■ WHAT THE EXERCISE ASKS
Determine how many lines in these records hold "謹んでお願い申し上げます". Only the number is wanted.

** Start of RECORDED INFORMATION **

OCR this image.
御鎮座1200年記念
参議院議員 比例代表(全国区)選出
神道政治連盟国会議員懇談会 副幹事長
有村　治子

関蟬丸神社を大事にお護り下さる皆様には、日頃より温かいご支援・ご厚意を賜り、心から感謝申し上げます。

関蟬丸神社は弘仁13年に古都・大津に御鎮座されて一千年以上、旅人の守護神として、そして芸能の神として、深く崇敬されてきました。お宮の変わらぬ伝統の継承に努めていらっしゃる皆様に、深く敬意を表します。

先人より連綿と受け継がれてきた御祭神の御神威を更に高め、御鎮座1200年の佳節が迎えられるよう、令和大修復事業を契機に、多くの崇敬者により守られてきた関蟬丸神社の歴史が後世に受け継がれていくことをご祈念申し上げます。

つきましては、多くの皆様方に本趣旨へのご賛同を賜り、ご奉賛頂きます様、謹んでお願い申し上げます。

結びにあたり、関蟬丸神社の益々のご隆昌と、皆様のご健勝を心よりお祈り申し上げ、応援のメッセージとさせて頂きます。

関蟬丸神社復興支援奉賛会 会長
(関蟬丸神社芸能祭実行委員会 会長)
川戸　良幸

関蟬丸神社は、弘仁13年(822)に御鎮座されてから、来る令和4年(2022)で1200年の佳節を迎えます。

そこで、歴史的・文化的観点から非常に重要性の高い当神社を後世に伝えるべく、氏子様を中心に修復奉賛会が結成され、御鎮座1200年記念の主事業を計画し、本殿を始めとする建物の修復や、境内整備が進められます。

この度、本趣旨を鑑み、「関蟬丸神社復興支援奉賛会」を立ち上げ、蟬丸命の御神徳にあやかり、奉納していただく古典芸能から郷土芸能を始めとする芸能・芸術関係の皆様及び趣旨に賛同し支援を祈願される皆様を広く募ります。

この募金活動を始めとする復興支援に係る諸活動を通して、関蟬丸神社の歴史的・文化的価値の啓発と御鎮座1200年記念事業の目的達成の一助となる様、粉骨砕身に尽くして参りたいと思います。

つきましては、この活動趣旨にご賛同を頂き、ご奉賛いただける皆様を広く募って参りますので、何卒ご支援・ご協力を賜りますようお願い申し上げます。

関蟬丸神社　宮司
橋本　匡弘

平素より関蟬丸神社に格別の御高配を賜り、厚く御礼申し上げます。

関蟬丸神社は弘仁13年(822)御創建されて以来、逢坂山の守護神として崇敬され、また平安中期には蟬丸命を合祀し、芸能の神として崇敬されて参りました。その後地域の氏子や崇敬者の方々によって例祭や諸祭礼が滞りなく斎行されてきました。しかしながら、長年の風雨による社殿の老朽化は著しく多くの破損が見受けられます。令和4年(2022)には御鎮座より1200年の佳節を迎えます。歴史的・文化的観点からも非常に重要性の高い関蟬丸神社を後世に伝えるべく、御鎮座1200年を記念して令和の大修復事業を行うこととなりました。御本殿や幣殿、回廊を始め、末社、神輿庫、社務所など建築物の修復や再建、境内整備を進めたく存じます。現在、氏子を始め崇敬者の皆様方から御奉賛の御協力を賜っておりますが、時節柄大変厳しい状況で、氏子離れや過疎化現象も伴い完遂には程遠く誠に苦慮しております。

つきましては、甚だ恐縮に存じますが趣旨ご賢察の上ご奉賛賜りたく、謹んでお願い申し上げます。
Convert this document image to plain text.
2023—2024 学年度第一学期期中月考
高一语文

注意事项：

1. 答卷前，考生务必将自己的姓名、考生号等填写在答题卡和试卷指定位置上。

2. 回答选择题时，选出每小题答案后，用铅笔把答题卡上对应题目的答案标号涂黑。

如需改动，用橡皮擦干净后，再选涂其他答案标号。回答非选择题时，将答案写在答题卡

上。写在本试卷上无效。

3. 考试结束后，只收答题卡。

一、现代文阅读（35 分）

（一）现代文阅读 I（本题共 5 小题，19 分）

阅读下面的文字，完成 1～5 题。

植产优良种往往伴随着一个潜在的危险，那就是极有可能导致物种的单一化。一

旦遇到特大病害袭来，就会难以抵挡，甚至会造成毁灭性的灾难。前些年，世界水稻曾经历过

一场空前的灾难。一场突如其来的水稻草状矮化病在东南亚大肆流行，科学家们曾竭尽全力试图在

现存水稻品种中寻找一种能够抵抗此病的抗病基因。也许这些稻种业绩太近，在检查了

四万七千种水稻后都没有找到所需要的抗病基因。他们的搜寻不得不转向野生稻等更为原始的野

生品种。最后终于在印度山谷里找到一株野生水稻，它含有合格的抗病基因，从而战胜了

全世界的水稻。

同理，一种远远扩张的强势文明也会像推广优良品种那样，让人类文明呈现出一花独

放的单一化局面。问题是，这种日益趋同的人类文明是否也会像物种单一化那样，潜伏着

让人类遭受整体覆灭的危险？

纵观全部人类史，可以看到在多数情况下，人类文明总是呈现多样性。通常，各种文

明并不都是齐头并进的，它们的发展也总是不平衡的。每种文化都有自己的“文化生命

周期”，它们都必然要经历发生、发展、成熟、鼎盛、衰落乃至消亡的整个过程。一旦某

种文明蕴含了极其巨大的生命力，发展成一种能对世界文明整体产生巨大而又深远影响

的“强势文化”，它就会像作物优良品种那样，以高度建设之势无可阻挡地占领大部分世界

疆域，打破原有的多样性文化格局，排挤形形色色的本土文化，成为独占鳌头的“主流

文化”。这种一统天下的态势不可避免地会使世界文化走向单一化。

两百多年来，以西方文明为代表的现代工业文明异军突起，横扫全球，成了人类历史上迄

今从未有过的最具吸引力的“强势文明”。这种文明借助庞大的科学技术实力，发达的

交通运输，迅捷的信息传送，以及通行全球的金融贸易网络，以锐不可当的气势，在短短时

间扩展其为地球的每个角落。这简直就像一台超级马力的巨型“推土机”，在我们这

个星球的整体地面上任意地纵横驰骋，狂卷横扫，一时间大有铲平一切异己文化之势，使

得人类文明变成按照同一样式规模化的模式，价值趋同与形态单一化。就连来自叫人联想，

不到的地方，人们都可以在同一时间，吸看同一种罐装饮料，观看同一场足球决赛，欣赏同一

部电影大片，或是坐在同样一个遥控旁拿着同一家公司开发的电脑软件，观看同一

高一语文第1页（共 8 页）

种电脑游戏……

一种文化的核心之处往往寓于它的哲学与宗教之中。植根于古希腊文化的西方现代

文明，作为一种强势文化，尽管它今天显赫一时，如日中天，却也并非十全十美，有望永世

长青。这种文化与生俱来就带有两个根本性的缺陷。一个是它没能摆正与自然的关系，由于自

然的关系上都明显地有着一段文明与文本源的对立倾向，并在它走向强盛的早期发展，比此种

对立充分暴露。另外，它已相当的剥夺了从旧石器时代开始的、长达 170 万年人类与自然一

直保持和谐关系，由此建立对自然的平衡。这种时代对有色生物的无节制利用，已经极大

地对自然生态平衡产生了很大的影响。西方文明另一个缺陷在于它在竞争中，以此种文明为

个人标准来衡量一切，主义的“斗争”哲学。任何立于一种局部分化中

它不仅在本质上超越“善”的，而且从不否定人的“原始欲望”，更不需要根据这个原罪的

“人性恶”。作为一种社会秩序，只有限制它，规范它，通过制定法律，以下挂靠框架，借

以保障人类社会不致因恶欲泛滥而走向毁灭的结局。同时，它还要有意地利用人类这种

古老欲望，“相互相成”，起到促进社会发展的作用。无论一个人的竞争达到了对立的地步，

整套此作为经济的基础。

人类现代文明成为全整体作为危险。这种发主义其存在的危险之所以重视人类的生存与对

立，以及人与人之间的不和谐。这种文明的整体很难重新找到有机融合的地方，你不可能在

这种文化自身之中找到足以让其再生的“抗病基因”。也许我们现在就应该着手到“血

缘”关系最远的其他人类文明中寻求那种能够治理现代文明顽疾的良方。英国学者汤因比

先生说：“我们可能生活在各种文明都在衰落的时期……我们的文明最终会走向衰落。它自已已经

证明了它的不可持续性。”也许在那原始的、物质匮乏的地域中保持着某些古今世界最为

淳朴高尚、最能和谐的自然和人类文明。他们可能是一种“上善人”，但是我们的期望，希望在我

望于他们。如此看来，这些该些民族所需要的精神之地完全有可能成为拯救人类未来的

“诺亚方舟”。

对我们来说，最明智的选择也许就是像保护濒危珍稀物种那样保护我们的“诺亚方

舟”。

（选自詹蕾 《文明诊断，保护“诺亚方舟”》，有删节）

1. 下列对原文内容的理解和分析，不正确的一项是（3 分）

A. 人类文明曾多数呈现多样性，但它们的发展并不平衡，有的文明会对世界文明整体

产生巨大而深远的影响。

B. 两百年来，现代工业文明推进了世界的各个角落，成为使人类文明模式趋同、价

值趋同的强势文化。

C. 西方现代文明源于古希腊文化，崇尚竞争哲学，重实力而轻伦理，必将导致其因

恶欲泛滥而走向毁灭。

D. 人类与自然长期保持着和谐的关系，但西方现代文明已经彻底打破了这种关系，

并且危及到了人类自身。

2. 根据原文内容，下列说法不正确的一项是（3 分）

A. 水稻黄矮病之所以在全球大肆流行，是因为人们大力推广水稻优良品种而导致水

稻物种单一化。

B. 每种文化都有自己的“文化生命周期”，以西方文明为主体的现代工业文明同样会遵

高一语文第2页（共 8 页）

** End of RECORDED INFORMATION **

■ ANSWER IN FULL
2